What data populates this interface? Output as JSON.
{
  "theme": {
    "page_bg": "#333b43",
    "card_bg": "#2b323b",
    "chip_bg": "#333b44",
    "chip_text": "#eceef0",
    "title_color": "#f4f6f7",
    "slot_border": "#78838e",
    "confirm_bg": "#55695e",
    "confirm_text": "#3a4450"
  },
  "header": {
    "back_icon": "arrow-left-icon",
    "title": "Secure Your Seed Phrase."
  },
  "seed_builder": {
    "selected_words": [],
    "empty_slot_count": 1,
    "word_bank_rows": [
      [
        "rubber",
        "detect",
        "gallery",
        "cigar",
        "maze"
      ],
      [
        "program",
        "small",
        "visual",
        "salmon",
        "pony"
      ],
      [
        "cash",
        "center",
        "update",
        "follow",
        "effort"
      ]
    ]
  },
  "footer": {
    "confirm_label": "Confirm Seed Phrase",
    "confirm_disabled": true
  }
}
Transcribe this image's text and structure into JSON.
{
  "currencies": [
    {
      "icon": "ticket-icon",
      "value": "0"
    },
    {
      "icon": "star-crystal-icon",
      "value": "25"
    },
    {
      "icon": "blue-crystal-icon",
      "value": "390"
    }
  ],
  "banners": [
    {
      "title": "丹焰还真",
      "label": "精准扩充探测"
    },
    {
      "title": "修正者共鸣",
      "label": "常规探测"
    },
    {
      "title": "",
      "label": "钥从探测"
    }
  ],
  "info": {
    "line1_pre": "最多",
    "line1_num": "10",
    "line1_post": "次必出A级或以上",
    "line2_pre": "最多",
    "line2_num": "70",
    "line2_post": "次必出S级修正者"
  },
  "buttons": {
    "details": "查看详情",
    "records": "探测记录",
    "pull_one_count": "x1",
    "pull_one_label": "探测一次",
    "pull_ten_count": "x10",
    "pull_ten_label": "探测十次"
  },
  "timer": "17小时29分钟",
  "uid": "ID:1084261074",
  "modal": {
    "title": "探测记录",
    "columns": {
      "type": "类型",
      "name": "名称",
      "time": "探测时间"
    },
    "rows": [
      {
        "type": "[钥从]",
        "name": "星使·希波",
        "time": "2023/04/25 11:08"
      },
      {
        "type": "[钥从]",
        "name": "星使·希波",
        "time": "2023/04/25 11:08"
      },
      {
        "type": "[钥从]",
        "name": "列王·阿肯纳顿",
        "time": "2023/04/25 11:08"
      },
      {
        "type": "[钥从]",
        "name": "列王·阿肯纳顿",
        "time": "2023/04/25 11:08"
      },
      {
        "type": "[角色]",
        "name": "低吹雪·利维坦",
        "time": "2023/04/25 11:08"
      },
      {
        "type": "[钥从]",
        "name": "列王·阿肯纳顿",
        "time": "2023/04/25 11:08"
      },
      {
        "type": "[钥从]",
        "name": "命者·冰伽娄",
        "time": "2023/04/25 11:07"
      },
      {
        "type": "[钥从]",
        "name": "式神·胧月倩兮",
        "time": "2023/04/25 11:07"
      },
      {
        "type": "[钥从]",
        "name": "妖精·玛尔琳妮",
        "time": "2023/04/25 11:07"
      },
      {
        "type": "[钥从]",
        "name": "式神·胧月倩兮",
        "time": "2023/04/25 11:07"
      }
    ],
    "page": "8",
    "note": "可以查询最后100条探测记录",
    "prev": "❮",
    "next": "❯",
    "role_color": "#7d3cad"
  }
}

════════════════════

### GOAL OF THE EXERCISE:
Return each line among the entries that holds the word "crystal".

### RESULT OF THIS TASK:
      "icon": "star-crystal-icon",
      "icon": "blue-crystal-icon",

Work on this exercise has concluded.